___ Stored records

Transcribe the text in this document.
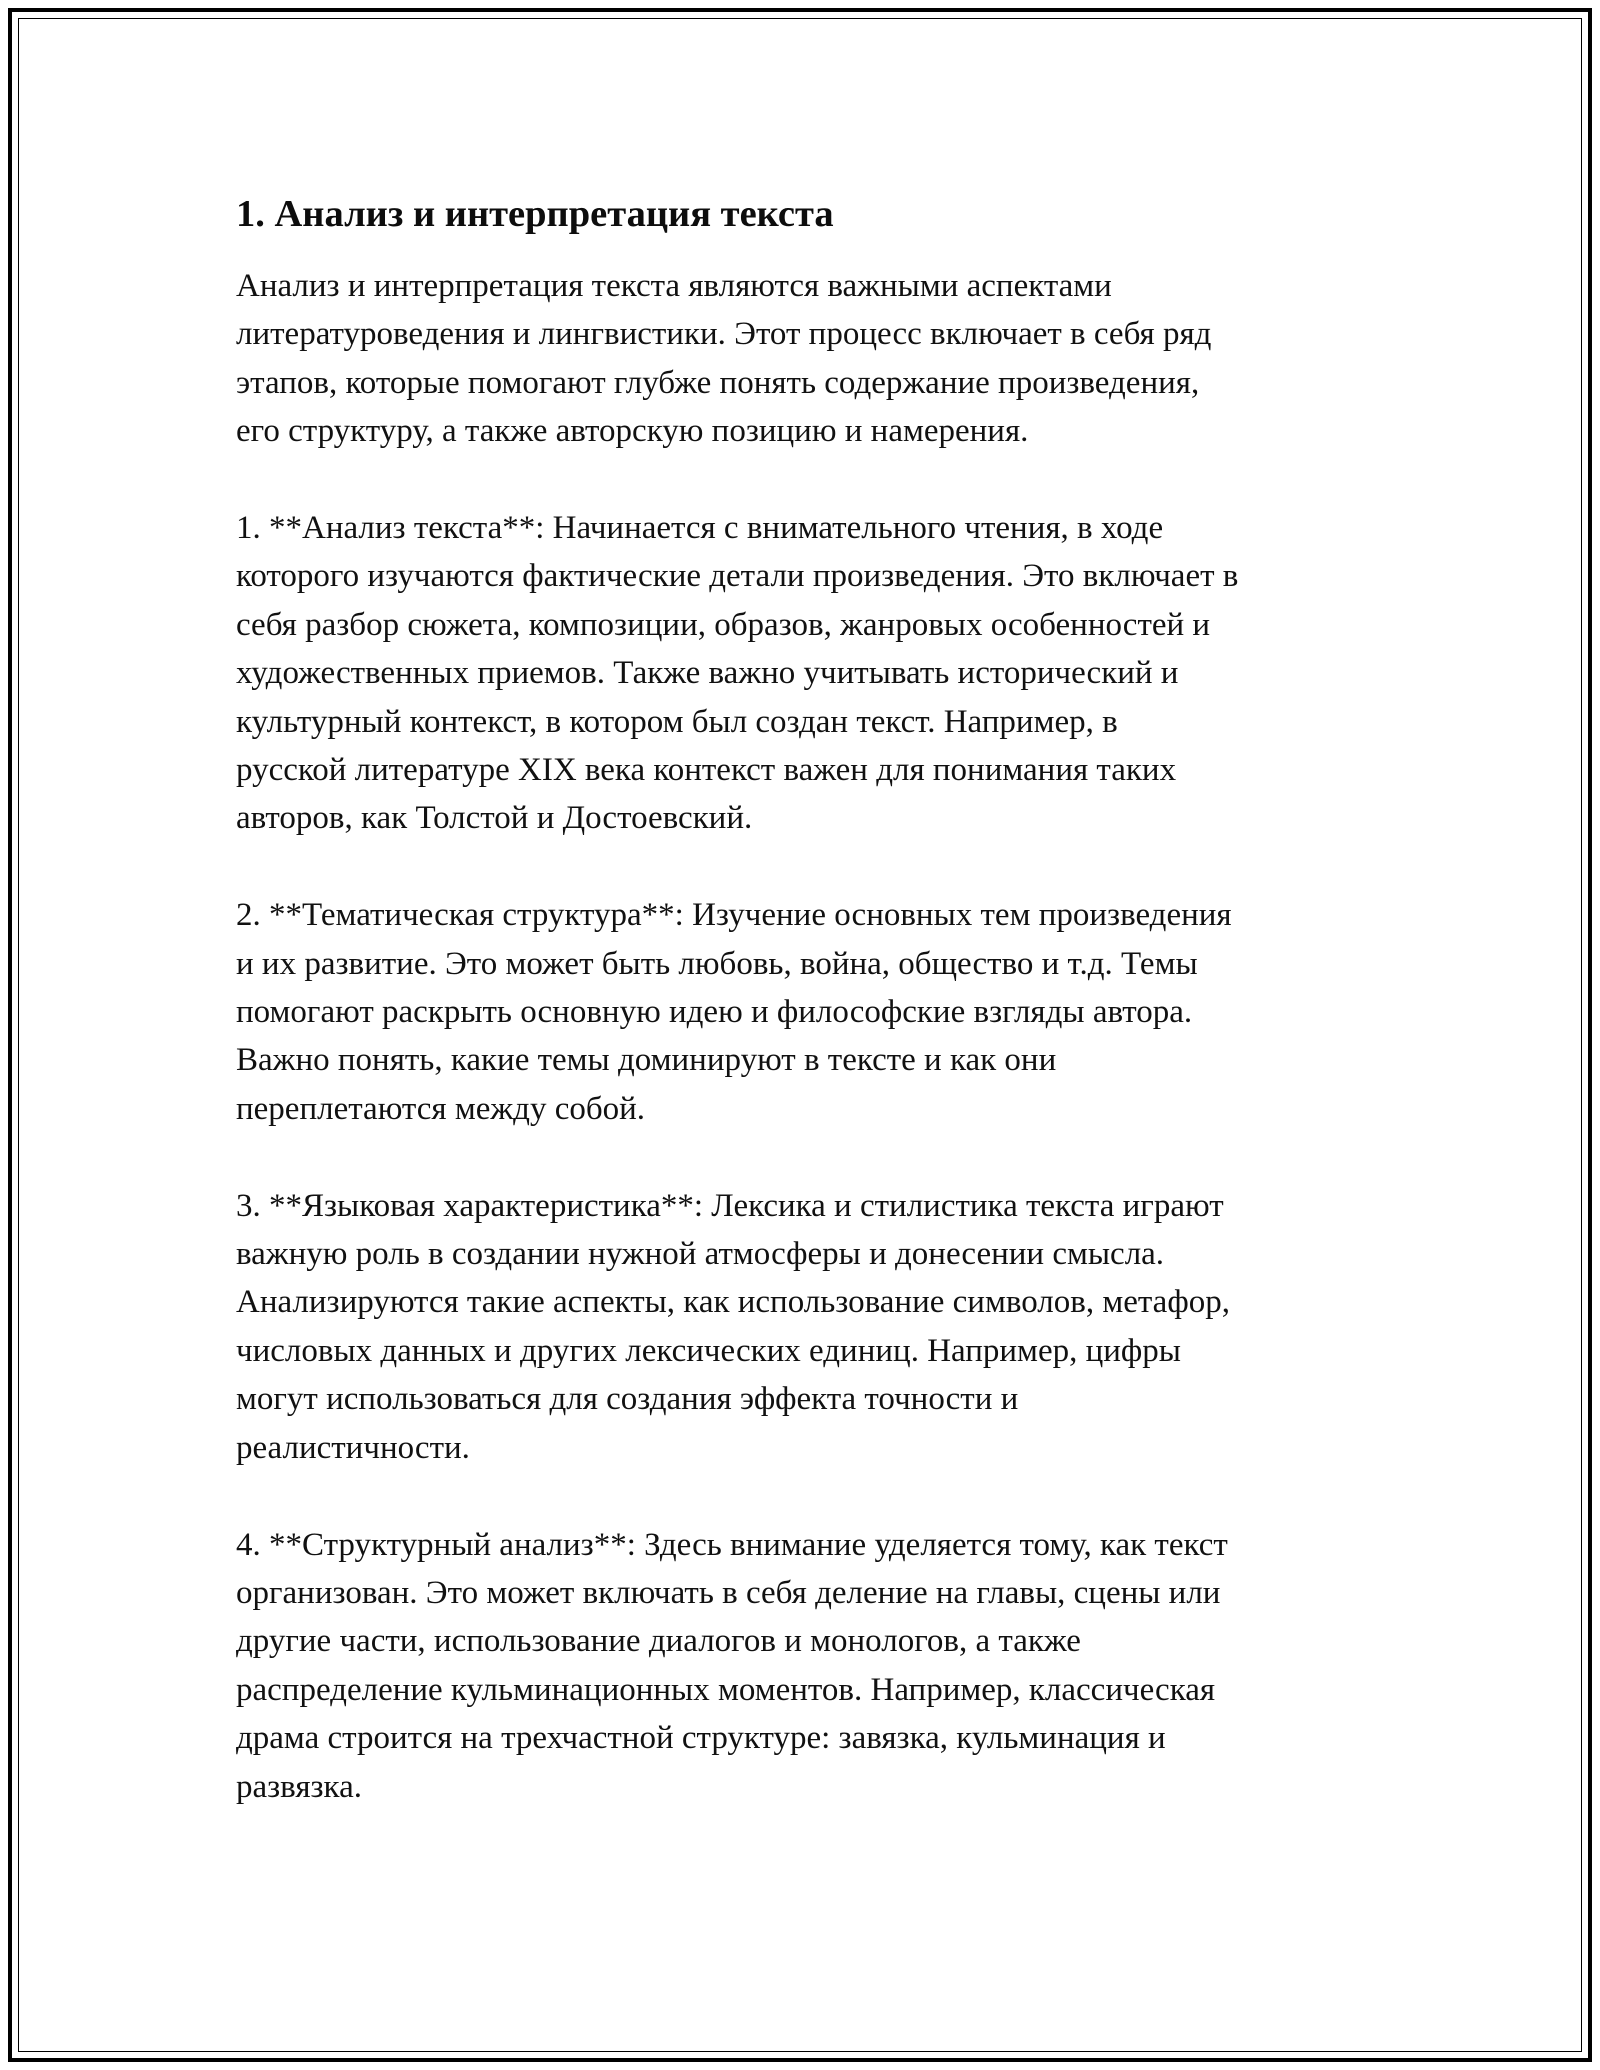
1. Анализ и интерпретация текста

Анализ и интерпретация текста являются важными аспектами
литературоведения и лингвистики. Этот процесс включает в себя ряд
этапов, которые помогают глубже понять содержание произведения,
его структуру, а также авторскую позицию и намерения.

1. **Анализ текста**: Начинается с внимательного чтения, в ходе
которого изучаются фактические детали произведения. Это включает в
себя разбор сюжета, композиции, образов, жанровых особенностей и
художественных приемов. Также важно учитывать исторический и
культурный контекст, в котором был создан текст. Например, в
русской литературе XIX века контекст важен для понимания таких
авторов, как Толстой и Достоевский.

2. **Тематическая структура**: Изучение основных тем произведения
и их развитие. Это может быть любовь, война, общество и т.д. Темы
помогают раскрыть основную идею и философские взгляды автора.
Важно понять, какие темы доминируют в тексте и как они
переплетаются между собой.

3. **Языковая характеристика**: Лексика и стилистика текста играют
важную роль в создании нужной атмосферы и донесении смысла.
Анализируются такие аспекты, как использование символов, метафор,
числовых данных и других лексических единиц. Например, цифры
могут использоваться для создания эффекта точности и
реалистичности.

4. **Структурный анализ**: Здесь внимание уделяется тому, как текст
организован. Это может включать в себя деление на главы, сцены или
другие части, использование диалогов и монологов, а также
распределение кульминационных моментов. Например, классическая
драма строится на трехчастной структуре: завязка, кульминация и
развязка.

______

### Exercise prompt
Give the number of lines in the data that contain "Например", with no other words.

### Solution
3